## Supplied records
▶

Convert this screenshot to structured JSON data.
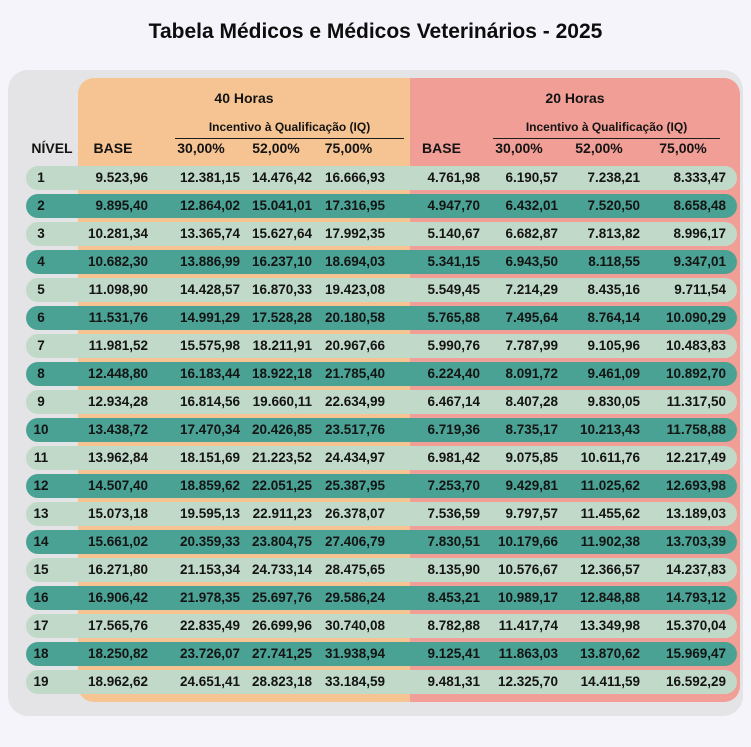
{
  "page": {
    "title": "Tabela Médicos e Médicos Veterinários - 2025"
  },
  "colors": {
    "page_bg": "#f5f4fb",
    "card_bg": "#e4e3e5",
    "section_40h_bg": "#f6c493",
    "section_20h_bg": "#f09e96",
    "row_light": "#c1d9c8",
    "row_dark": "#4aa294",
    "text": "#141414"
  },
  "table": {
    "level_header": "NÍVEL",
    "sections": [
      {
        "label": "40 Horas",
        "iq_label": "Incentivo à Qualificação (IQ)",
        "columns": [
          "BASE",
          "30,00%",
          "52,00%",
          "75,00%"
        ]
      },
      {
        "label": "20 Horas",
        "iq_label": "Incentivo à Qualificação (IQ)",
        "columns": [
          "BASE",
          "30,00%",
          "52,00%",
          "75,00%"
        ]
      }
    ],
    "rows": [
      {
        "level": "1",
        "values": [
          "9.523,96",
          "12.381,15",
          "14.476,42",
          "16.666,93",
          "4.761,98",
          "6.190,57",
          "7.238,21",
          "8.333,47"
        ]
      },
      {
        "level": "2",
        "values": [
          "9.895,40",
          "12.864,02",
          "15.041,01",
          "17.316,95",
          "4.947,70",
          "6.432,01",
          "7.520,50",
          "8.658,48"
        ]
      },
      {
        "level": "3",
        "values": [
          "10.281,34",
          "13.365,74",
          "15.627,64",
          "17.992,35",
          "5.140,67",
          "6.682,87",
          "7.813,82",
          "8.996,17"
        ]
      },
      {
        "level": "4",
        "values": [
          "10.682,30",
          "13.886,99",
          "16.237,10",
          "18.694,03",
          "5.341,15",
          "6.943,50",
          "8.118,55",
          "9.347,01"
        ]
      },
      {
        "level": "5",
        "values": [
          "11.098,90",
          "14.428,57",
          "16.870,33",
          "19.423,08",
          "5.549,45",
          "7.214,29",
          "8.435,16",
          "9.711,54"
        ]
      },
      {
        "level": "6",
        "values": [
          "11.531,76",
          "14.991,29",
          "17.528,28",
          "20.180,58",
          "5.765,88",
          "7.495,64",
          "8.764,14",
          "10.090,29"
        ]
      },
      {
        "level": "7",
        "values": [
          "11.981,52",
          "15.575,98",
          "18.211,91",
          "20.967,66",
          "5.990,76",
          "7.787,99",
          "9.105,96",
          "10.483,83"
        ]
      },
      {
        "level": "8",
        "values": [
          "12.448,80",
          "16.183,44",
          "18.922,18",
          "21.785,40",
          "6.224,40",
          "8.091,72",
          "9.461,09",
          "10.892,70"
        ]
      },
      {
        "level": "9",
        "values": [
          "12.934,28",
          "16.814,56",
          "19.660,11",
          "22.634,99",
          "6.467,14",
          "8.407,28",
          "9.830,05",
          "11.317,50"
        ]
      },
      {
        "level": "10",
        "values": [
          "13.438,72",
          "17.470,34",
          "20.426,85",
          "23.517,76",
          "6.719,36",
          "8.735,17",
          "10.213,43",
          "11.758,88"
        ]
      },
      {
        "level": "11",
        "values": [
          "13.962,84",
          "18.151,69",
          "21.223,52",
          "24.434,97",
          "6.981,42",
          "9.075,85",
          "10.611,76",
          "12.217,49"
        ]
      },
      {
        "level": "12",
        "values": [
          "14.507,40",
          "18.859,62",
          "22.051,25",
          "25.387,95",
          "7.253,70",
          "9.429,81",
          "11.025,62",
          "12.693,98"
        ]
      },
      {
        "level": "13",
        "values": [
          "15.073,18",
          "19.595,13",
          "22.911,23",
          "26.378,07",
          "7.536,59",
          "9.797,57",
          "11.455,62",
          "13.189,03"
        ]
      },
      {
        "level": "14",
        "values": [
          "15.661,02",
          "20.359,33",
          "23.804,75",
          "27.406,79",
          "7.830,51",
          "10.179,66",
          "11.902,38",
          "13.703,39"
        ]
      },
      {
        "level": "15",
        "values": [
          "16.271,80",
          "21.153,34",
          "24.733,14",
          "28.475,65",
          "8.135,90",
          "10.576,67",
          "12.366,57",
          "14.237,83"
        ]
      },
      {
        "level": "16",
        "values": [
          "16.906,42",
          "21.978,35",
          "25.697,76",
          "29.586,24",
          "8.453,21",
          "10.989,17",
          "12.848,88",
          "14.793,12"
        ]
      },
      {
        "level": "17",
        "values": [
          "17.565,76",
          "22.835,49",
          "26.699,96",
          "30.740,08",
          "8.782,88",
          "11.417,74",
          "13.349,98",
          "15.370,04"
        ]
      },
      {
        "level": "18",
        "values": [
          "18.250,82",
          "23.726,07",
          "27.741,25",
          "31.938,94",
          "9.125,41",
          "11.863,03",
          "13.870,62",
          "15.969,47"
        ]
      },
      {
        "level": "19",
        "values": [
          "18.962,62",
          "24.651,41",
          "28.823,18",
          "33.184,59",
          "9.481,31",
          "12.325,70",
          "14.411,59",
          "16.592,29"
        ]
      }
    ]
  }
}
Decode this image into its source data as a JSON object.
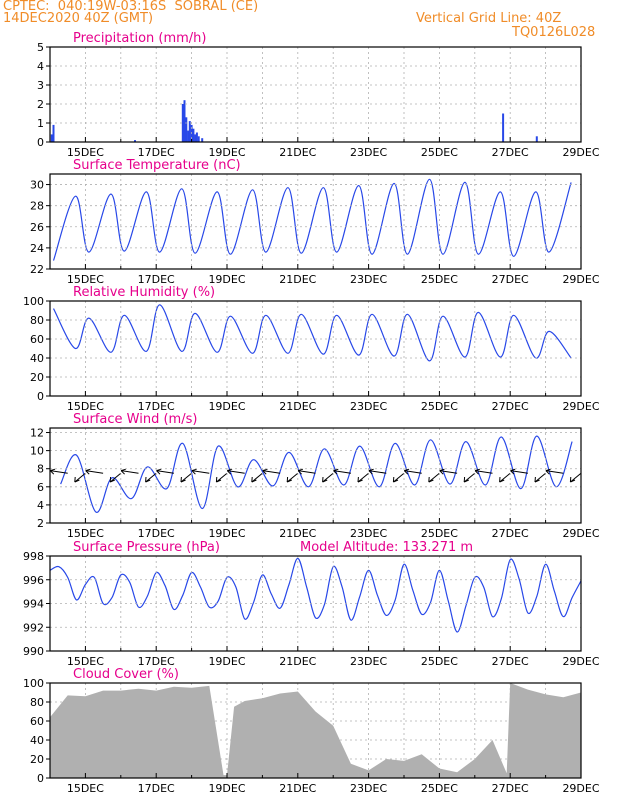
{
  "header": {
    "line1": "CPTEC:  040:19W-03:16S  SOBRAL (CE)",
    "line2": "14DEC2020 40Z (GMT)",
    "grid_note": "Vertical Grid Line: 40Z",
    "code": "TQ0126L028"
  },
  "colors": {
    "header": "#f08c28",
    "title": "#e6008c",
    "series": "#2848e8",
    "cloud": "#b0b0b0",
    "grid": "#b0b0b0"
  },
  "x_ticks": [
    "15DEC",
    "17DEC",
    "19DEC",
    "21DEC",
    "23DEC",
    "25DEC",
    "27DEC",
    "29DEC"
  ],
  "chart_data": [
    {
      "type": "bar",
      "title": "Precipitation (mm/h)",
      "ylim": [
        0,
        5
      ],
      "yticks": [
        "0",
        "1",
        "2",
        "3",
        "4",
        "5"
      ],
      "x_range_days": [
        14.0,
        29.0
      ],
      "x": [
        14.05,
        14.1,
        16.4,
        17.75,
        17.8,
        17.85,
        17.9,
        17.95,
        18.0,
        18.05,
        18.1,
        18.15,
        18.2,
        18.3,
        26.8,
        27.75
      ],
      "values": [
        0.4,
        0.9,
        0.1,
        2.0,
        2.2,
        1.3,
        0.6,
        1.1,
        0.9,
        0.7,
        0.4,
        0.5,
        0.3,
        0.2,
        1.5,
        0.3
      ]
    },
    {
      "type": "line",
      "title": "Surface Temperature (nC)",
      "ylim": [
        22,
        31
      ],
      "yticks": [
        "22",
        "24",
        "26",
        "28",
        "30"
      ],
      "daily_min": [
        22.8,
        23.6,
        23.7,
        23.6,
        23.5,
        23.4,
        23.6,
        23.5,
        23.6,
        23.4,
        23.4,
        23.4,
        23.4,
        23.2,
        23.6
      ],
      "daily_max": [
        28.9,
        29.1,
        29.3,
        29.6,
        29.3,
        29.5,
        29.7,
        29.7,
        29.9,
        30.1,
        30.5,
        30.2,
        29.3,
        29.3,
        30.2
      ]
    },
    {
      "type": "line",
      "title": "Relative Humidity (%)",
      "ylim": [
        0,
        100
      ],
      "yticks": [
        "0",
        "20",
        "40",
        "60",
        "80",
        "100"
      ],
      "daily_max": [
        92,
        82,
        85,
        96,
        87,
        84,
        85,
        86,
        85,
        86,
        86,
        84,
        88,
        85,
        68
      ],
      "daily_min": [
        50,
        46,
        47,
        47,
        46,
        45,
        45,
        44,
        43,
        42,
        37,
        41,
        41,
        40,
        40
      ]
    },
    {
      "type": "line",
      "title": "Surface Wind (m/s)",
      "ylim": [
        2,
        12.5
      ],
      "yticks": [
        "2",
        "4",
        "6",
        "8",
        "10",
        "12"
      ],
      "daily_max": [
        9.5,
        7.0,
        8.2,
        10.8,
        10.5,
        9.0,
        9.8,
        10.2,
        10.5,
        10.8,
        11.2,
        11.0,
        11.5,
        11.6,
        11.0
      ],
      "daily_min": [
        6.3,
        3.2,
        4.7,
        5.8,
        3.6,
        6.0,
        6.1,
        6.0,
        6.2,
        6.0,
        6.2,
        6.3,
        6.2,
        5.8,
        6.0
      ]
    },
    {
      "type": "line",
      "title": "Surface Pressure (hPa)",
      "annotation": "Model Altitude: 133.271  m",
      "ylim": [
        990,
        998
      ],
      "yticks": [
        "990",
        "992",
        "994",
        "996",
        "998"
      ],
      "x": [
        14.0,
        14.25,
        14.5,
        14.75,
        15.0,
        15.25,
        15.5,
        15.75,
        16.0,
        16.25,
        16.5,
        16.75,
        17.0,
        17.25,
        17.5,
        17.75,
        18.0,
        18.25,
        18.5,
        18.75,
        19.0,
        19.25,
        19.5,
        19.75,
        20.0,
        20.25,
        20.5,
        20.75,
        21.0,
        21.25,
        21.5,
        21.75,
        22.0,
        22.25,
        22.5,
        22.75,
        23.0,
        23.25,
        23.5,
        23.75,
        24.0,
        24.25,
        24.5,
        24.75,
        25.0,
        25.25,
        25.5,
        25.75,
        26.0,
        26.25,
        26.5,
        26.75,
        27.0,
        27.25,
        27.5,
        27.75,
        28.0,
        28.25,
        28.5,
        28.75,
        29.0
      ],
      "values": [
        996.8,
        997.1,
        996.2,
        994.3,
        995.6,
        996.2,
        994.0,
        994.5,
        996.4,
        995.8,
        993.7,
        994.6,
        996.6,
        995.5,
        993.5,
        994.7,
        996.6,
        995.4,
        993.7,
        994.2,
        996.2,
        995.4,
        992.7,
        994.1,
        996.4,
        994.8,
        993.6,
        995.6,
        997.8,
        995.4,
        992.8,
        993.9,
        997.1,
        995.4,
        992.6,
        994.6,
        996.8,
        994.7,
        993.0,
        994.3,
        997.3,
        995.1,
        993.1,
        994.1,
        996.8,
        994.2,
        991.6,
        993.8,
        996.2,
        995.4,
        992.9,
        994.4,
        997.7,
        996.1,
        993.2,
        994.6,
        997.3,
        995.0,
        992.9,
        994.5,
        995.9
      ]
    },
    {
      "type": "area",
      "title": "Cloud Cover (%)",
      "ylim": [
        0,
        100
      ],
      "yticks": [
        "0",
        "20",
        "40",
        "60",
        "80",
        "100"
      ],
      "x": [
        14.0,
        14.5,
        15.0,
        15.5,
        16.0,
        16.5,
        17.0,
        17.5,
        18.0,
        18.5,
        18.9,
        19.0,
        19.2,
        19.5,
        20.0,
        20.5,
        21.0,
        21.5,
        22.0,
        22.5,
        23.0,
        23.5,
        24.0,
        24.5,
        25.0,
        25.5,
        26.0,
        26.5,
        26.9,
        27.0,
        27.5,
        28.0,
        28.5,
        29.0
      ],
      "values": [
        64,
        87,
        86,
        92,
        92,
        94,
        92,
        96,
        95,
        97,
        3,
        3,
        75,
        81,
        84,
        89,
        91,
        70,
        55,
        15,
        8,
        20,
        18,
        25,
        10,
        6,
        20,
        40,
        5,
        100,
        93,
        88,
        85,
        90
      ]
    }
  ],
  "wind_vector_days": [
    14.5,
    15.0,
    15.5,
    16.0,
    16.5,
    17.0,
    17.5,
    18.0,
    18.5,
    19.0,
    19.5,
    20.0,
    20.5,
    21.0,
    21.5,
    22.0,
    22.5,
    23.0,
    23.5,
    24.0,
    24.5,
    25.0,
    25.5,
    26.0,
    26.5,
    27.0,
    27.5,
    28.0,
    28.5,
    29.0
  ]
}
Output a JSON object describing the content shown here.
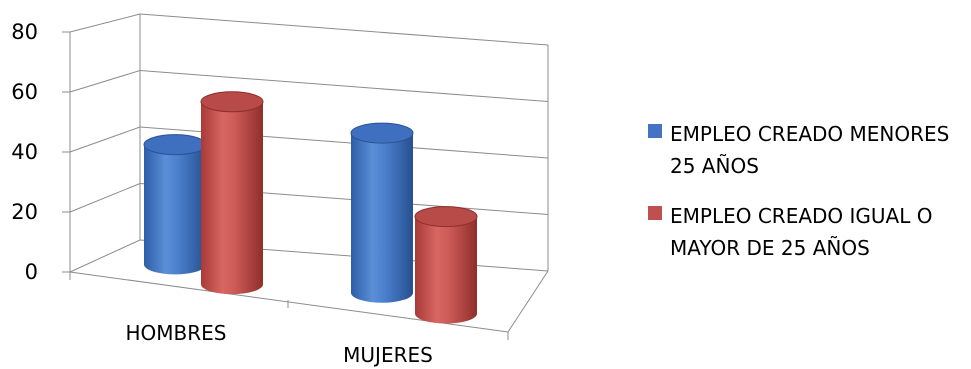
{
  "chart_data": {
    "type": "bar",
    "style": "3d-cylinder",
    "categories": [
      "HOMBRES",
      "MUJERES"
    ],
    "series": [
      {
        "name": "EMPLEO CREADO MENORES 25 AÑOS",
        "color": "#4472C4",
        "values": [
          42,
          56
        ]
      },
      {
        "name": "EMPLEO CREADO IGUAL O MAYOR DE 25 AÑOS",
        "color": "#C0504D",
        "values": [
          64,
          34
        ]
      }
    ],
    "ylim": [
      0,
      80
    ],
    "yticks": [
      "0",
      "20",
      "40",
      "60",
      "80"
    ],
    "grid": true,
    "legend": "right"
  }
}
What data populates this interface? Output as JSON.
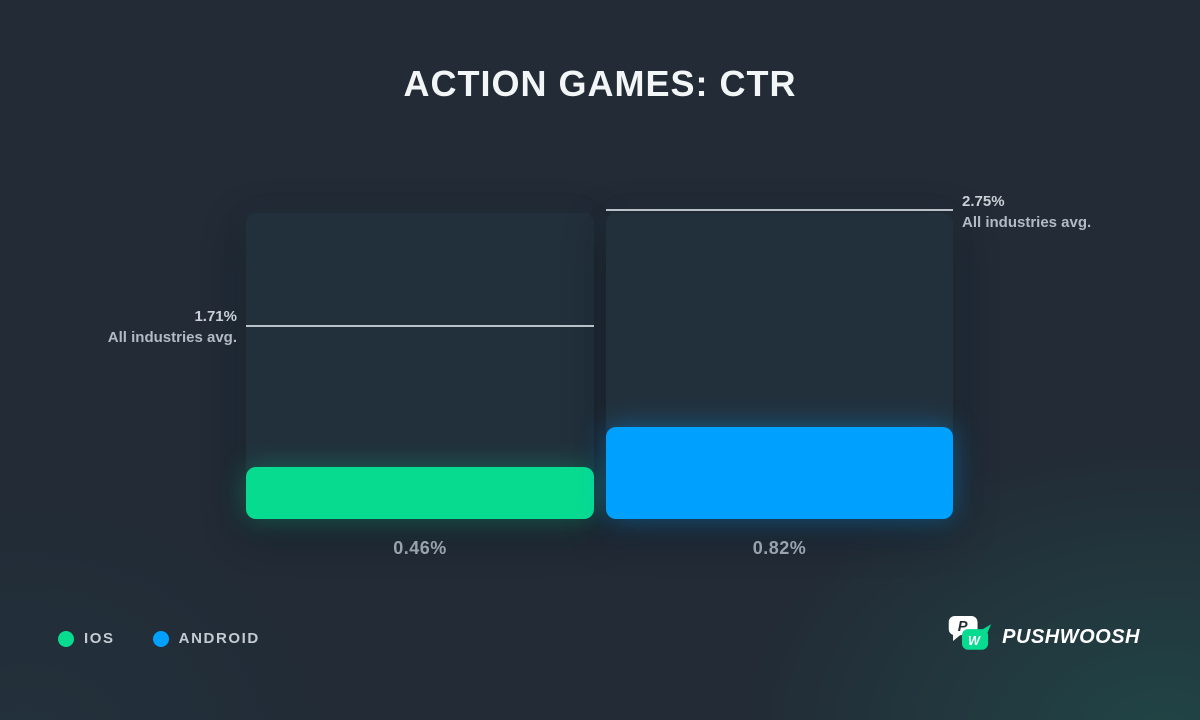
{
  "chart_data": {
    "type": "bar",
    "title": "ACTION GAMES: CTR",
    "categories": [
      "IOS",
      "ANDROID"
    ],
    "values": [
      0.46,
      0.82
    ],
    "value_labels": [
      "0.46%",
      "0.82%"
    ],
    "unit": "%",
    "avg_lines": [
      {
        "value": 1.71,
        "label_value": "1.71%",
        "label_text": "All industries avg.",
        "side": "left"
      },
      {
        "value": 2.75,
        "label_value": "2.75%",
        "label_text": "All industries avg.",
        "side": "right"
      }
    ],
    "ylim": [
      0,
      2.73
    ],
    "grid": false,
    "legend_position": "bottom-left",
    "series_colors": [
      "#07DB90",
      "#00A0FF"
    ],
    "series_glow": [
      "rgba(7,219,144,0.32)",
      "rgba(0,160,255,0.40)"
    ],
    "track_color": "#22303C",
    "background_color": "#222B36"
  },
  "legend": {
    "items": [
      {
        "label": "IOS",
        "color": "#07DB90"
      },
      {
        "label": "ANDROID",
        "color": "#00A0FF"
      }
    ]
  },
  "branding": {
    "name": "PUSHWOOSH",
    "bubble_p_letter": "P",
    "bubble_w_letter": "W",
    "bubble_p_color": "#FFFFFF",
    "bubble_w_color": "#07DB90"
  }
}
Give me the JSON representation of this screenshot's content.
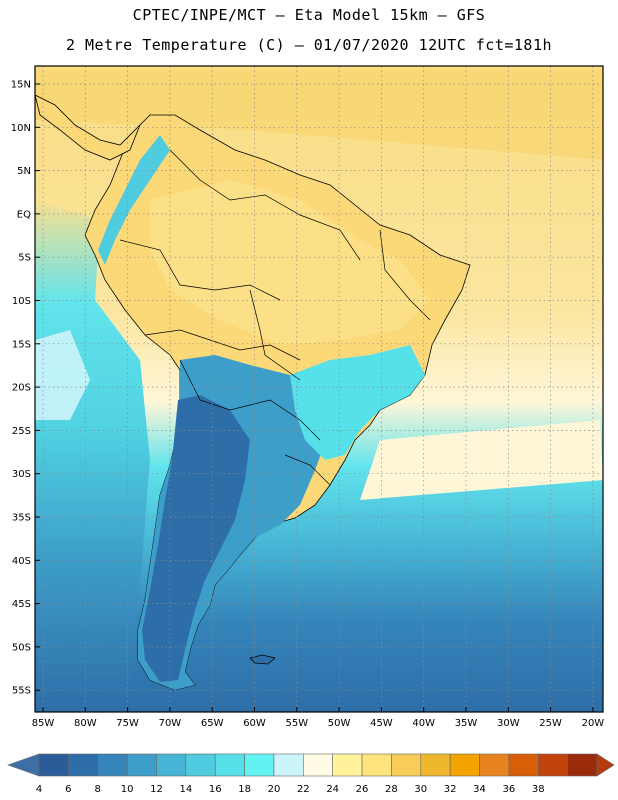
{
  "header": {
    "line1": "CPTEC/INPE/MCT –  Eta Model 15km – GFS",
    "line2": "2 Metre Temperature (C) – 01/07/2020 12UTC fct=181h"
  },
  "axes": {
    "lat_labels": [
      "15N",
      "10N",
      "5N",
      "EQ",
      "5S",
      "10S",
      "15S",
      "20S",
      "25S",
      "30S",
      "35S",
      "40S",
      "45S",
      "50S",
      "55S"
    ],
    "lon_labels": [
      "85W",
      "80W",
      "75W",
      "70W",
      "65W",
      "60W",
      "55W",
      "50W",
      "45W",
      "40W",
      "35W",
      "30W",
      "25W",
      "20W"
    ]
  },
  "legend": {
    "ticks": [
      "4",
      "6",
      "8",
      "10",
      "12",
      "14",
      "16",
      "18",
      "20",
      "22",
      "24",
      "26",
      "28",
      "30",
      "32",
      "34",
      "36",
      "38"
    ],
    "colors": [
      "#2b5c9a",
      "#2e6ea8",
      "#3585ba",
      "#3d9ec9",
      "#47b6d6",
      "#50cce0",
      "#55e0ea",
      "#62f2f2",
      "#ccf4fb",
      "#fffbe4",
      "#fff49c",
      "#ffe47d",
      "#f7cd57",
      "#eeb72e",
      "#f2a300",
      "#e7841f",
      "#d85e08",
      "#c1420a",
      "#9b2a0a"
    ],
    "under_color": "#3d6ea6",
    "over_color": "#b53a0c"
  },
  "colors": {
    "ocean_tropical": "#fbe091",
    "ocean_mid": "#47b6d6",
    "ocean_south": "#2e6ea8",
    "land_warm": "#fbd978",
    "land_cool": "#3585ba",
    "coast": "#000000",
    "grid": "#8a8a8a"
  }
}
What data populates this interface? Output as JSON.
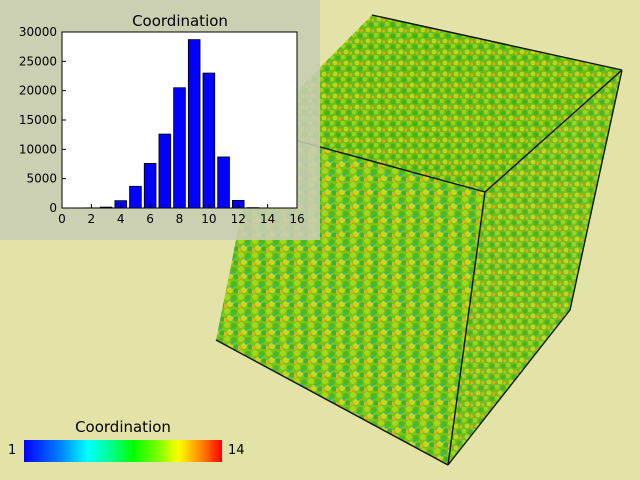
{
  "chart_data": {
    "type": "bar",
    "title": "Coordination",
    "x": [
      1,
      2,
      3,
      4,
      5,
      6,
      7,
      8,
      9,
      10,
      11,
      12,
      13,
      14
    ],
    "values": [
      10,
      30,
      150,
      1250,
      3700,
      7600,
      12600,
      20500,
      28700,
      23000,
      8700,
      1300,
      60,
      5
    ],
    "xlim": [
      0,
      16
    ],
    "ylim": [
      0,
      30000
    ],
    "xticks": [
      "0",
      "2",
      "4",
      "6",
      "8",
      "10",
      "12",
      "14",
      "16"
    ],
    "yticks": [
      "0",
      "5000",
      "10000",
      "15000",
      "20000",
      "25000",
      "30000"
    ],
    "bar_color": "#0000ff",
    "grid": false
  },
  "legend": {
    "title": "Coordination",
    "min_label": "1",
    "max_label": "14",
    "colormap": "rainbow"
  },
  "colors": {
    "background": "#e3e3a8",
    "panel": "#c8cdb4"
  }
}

◀

## What needs to be done
Gather up the lines containing the word "screenshot" from these records and copy them.

## Response to this task
Convert this screenshot to structured JSON data.
Give me the JSON representation of this screenshot's content.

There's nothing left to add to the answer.